--- DATA FOR PROCESSING ---
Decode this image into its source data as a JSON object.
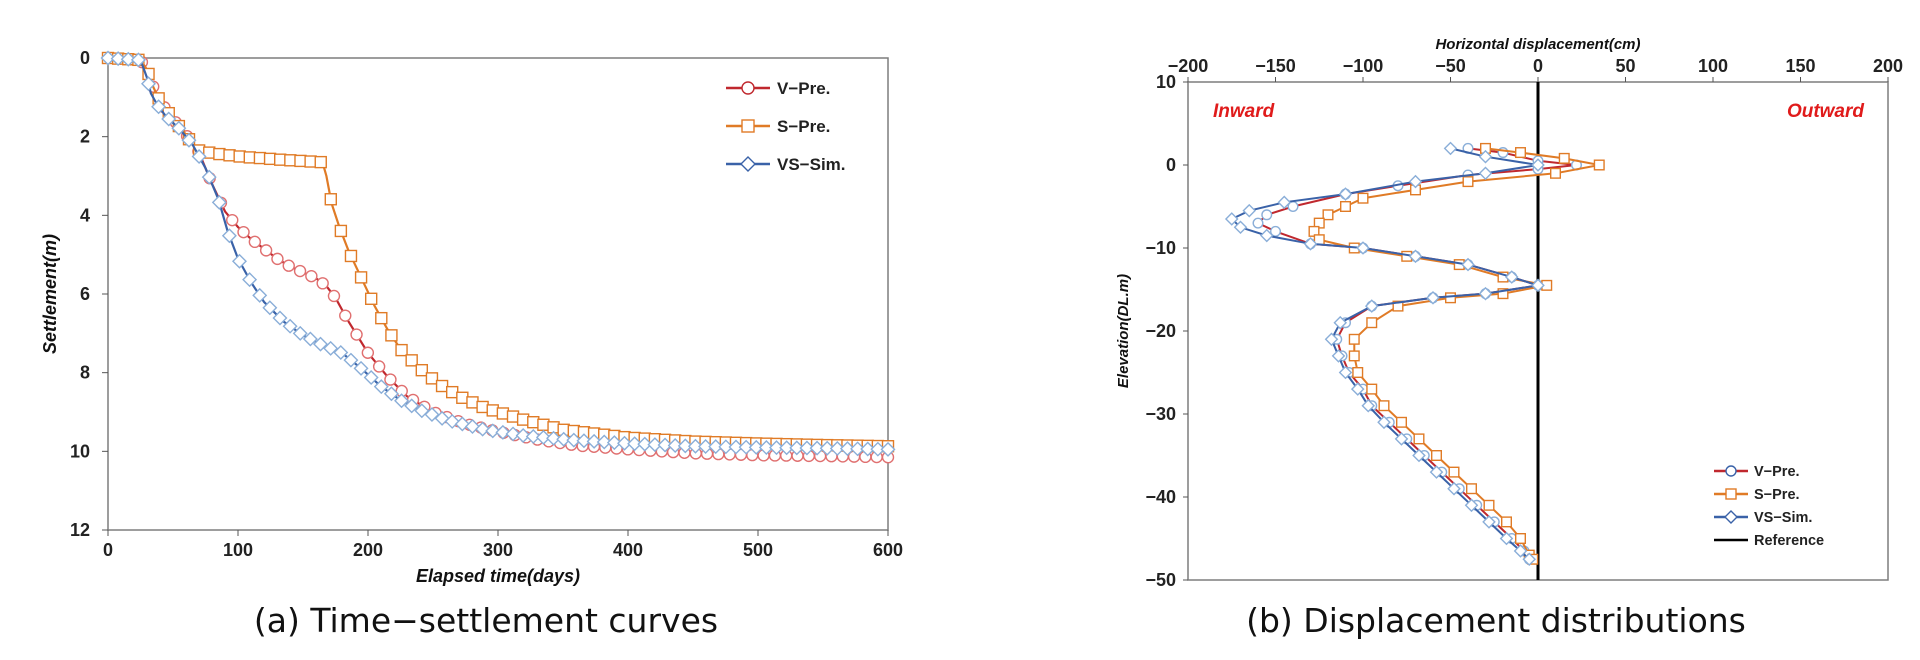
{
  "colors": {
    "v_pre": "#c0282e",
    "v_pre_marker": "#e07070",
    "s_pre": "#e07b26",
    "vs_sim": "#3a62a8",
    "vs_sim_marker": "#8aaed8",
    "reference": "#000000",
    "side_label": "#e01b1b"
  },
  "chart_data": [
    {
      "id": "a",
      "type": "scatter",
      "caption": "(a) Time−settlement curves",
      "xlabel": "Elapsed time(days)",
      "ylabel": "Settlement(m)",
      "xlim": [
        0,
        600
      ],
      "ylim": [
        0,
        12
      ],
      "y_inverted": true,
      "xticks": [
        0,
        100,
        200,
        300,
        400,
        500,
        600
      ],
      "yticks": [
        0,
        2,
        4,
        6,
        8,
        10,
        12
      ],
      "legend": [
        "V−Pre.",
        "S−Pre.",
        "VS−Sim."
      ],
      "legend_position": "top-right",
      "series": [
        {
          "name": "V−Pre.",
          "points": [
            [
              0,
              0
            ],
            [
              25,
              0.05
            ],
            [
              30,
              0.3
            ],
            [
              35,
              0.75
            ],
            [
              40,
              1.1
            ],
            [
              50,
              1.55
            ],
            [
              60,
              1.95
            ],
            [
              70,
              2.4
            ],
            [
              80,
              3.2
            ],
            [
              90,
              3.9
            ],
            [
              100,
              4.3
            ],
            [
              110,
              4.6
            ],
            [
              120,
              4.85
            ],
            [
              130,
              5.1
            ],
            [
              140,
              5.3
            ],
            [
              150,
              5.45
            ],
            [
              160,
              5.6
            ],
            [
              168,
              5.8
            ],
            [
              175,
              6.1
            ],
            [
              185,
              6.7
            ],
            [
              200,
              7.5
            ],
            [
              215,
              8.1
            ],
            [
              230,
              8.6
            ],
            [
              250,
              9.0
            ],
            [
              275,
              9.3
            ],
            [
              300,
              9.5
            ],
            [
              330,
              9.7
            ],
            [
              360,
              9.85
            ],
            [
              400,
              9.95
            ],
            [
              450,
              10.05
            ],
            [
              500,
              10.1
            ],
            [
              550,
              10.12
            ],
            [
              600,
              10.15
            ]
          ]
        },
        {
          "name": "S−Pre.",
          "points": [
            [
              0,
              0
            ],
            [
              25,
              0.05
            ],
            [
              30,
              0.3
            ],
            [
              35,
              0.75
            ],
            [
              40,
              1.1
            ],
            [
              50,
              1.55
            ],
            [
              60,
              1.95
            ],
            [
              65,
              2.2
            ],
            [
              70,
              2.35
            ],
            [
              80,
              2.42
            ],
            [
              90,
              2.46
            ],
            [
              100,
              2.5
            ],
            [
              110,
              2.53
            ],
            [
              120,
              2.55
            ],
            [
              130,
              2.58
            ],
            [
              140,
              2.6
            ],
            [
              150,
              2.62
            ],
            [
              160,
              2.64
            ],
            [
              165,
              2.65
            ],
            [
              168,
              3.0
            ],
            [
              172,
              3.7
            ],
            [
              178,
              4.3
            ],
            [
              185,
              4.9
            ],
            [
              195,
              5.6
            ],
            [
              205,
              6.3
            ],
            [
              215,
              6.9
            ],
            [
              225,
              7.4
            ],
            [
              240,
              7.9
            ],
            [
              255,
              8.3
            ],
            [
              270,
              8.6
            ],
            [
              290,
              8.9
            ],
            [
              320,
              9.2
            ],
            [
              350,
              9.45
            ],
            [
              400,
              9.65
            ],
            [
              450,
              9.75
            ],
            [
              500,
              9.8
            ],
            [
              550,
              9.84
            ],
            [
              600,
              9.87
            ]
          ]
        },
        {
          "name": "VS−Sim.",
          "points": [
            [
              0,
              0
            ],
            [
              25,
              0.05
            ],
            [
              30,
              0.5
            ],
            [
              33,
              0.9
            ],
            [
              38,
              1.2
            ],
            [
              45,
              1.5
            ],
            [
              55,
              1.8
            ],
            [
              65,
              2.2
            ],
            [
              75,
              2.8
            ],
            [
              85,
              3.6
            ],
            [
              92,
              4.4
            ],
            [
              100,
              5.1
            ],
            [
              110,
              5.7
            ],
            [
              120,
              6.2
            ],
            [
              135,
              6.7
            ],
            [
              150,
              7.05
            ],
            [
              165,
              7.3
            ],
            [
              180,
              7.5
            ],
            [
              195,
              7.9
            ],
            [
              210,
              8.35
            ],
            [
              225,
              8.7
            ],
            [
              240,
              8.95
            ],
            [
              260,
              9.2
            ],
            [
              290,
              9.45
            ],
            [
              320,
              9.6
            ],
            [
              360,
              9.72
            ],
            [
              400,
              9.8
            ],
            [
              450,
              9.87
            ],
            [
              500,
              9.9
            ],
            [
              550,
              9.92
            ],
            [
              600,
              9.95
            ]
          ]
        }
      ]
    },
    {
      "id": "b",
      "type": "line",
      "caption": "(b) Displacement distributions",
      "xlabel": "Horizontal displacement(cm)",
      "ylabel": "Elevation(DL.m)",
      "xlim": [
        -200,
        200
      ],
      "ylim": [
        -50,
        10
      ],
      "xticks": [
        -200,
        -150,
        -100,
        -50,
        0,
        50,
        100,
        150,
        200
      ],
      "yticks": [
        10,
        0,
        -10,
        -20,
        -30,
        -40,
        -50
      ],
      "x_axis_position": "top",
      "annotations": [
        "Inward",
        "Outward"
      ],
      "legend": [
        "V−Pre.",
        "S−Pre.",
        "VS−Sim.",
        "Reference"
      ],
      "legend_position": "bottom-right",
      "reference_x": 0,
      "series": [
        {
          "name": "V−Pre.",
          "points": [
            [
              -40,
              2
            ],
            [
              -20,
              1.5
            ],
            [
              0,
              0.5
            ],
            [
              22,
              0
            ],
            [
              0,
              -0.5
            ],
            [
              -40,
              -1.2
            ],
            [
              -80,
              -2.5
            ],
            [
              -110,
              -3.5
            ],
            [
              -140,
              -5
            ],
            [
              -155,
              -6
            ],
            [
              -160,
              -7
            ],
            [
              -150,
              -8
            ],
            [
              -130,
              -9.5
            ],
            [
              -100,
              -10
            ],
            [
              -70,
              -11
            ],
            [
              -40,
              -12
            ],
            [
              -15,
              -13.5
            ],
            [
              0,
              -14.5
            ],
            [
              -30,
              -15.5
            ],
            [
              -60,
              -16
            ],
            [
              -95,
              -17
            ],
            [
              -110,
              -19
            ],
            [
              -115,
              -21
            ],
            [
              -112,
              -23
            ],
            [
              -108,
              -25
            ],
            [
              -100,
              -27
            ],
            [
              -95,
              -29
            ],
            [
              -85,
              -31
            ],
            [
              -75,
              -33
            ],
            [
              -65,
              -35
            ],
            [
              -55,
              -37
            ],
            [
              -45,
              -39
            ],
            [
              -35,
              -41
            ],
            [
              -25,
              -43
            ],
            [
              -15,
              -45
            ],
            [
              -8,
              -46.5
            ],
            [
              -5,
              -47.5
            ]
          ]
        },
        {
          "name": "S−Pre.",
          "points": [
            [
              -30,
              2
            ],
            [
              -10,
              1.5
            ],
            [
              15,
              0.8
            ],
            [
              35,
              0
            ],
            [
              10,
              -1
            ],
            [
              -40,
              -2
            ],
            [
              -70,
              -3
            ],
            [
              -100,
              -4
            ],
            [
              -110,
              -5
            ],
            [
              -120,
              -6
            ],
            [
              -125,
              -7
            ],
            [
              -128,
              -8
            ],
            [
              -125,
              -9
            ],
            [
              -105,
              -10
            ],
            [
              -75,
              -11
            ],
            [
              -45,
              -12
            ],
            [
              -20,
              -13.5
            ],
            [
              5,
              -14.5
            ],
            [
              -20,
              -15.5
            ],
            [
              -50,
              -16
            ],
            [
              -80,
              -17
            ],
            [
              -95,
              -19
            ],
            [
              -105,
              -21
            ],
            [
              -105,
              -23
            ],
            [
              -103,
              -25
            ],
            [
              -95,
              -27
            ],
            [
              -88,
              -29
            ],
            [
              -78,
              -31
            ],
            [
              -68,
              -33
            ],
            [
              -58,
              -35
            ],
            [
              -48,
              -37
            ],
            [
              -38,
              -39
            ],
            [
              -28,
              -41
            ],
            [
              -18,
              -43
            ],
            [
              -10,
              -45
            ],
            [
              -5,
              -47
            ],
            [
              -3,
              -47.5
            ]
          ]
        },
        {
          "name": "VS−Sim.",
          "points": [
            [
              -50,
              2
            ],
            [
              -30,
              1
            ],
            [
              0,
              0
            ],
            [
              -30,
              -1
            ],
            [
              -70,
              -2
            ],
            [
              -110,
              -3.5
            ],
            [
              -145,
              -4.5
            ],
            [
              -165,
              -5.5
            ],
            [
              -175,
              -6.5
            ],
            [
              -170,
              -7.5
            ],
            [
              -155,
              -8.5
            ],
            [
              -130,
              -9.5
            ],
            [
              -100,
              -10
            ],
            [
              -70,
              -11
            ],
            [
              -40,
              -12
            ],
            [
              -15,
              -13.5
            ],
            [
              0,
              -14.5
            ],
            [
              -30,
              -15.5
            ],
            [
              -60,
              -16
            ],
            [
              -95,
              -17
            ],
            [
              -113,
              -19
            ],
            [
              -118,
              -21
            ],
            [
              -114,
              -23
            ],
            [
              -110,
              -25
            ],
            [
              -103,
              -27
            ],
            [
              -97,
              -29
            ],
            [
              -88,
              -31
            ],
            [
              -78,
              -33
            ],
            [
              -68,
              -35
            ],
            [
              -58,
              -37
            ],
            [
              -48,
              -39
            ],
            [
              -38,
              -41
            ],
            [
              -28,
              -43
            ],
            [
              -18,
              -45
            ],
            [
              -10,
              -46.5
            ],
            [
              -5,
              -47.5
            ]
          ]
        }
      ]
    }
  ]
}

--- EXERCISE ---
Pick out lines containing the word "caption", each one as written.

--- THE COMPLETED TASK ---
      "caption": "(a) Time−settlement curves",
      "caption": "(b) Displacement distributions",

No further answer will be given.